Written task
Repeat each record exactly as written, and drop any images.

Data provided
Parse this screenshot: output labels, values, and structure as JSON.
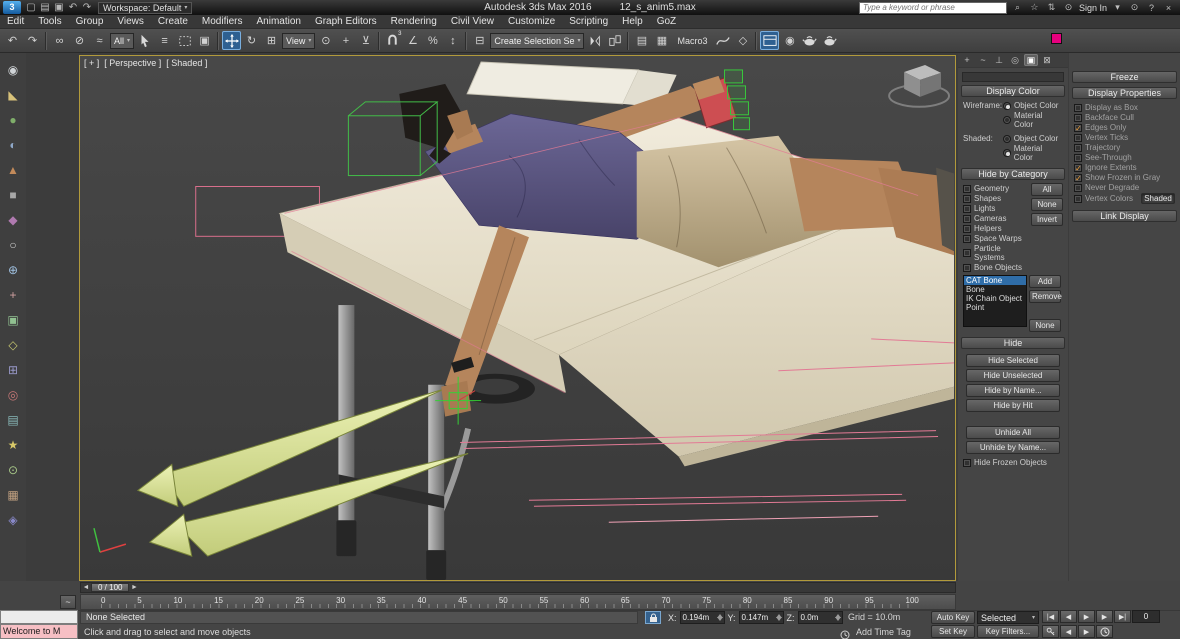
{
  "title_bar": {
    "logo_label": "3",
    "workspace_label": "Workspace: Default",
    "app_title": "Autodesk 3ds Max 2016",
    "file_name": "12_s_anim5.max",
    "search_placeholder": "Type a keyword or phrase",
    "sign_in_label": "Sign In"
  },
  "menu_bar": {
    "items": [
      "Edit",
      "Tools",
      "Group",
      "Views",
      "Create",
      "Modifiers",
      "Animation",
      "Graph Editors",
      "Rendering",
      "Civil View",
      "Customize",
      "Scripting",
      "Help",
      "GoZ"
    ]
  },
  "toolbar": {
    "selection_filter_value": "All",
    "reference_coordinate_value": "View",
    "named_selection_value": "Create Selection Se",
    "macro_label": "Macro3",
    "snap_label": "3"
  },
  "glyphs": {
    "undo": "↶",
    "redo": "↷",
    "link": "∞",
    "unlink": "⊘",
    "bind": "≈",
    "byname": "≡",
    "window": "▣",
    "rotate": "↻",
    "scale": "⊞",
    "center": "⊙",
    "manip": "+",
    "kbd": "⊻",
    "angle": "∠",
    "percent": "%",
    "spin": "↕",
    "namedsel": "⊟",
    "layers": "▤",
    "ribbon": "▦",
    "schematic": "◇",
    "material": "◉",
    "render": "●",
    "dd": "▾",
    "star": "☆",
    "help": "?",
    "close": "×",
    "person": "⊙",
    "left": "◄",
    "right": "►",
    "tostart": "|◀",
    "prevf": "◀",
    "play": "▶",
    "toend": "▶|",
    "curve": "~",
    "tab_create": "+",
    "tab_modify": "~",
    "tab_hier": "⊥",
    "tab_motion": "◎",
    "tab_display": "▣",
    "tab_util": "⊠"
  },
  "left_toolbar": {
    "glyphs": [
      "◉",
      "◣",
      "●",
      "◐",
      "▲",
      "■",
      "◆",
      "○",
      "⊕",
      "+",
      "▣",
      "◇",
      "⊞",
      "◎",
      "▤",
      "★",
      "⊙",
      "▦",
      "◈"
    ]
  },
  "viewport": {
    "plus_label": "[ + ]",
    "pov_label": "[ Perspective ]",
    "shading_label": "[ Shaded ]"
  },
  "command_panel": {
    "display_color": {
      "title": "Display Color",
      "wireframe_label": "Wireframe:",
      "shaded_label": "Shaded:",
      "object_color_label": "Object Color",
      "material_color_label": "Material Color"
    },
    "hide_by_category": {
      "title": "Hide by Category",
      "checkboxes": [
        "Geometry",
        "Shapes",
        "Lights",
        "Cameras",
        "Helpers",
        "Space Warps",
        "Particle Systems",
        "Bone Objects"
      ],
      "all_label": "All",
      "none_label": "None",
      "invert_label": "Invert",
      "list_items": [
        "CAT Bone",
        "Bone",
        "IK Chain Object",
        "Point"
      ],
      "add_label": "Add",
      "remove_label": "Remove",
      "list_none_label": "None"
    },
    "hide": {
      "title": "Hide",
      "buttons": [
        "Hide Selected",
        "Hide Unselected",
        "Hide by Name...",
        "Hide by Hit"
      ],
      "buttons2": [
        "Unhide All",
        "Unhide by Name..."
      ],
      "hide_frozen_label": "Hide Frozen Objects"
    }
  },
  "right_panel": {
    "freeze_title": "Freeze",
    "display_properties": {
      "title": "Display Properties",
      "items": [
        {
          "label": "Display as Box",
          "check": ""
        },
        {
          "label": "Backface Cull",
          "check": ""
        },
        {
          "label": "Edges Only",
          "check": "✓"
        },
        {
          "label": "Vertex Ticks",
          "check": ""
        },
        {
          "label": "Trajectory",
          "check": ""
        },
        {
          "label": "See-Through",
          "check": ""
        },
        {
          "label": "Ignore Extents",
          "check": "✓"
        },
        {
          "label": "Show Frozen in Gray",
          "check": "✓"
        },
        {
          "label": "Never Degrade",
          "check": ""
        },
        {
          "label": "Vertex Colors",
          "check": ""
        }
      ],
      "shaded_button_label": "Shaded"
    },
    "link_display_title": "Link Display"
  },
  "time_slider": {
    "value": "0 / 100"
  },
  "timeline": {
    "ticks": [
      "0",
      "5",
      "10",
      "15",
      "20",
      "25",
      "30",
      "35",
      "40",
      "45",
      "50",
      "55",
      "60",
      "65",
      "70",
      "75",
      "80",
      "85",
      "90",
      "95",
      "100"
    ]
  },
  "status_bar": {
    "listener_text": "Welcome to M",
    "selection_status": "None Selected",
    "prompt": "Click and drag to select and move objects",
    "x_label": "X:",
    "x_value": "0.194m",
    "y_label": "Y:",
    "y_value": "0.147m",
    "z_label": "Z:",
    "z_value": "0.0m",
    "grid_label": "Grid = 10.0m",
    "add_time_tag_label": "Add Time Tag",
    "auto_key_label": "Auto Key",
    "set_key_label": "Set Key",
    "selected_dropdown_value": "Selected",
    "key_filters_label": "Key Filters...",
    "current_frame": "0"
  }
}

Written response
Parse this screenshot: output labels, values, and structure as JSON.
{
  "title_bar": {
    "logo_label": "3",
    "workspace_label": "Workspace: Default",
    "app_title": "Autodesk 3ds Max 2016",
    "file_name": "12_s_anim5.max",
    "search_placeholder": "Type a keyword or phrase",
    "sign_in_label": "Sign In"
  },
  "menu_bar": {
    "items": [
      "Edit",
      "Tools",
      "Group",
      "Views",
      "Create",
      "Modifiers",
      "Animation",
      "Graph Editors",
      "Rendering",
      "Civil View",
      "Customize",
      "Scripting",
      "Help",
      "GoZ"
    ]
  },
  "toolbar": {
    "selection_filter_value": "All",
    "reference_coordinate_value": "View",
    "named_selection_value": "Create Selection Se",
    "macro_label": "Macro3",
    "snap_label": "3"
  },
  "glyphs": {
    "undo": "↶",
    "redo": "↷",
    "link": "∞",
    "unlink": "⊘",
    "bind": "≈",
    "byname": "≡",
    "window": "▣",
    "rotate": "↻",
    "scale": "⊞",
    "center": "⊙",
    "manip": "+",
    "kbd": "⊻",
    "angle": "∠",
    "percent": "%",
    "spin": "↕",
    "namedsel": "⊟",
    "layers": "▤",
    "ribbon": "▦",
    "schematic": "◇",
    "material": "◉",
    "render": "●",
    "dd": "▾",
    "star": "☆",
    "help": "?",
    "close": "×",
    "person": "⊙",
    "left": "◄",
    "right": "►",
    "tostart": "|◀",
    "prevf": "◀",
    "play": "▶",
    "toend": "▶|",
    "curve": "~",
    "tab_create": "+",
    "tab_modify": "~",
    "tab_hier": "⊥",
    "tab_motion": "◎",
    "tab_display": "▣",
    "tab_util": "⊠"
  },
  "left_toolbar": {
    "glyphs": [
      "◉",
      "◣",
      "●",
      "◐",
      "▲",
      "■",
      "◆",
      "○",
      "⊕",
      "+",
      "▣",
      "◇",
      "⊞",
      "◎",
      "▤",
      "★",
      "⊙",
      "▦",
      "◈"
    ]
  },
  "viewport": {
    "plus_label": "[ + ]",
    "pov_label": "[ Perspective ]",
    "shading_label": "[ Shaded ]"
  },
  "command_panel": {
    "display_color": {
      "title": "Display Color",
      "wireframe_label": "Wireframe:",
      "shaded_label": "Shaded:",
      "object_color_label": "Object Color",
      "material_color_label": "Material Color"
    },
    "hide_by_category": {
      "title": "Hide by Category",
      "checkboxes": [
        "Geometry",
        "Shapes",
        "Lights",
        "Cameras",
        "Helpers",
        "Space Warps",
        "Particle Systems",
        "Bone Objects"
      ],
      "all_label": "All",
      "none_label": "None",
      "invert_label": "Invert",
      "list_items": [
        "CAT Bone",
        "Bone",
        "IK Chain Object",
        "Point"
      ],
      "add_label": "Add",
      "remove_label": "Remove",
      "list_none_label": "None"
    },
    "hide": {
      "title": "Hide",
      "buttons": [
        "Hide Selected",
        "Hide Unselected",
        "Hide by Name...",
        "Hide by Hit"
      ],
      "buttons2": [
        "Unhide All",
        "Unhide by Name..."
      ],
      "hide_frozen_label": "Hide Frozen Objects"
    }
  },
  "right_panel": {
    "freeze_title": "Freeze",
    "display_properties": {
      "title": "Display Properties",
      "items": [
        {
          "label": "Display as Box",
          "check": ""
        },
        {
          "label": "Backface Cull",
          "check": ""
        },
        {
          "label": "Edges Only",
          "check": "✓"
        },
        {
          "label": "Vertex Ticks",
          "check": ""
        },
        {
          "label": "Trajectory",
          "check": ""
        },
        {
          "label": "See-Through",
          "check": ""
        },
        {
          "label": "Ignore Extents",
          "check": "✓"
        },
        {
          "label": "Show Frozen in Gray",
          "check": "✓"
        },
        {
          "label": "Never Degrade",
          "check": ""
        },
        {
          "label": "Vertex Colors",
          "check": ""
        }
      ],
      "shaded_button_label": "Shaded"
    },
    "link_display_title": "Link Display"
  },
  "time_slider": {
    "value": "0 / 100"
  },
  "timeline": {
    "ticks": [
      "0",
      "5",
      "10",
      "15",
      "20",
      "25",
      "30",
      "35",
      "40",
      "45",
      "50",
      "55",
      "60",
      "65",
      "70",
      "75",
      "80",
      "85",
      "90",
      "95",
      "100"
    ]
  },
  "status_bar": {
    "listener_text": "Welcome to M",
    "selection_status": "None Selected",
    "prompt": "Click and drag to select and move objects",
    "x_label": "X:",
    "x_value": "0.194m",
    "y_label": "Y:",
    "y_value": "0.147m",
    "z_label": "Z:",
    "z_value": "0.0m",
    "grid_label": "Grid = 10.0m",
    "add_time_tag_label": "Add Time Tag",
    "auto_key_label": "Auto Key",
    "set_key_label": "Set Key",
    "selected_dropdown_value": "Selected",
    "key_filters_label": "Key Filters...",
    "current_frame": "0"
  }
}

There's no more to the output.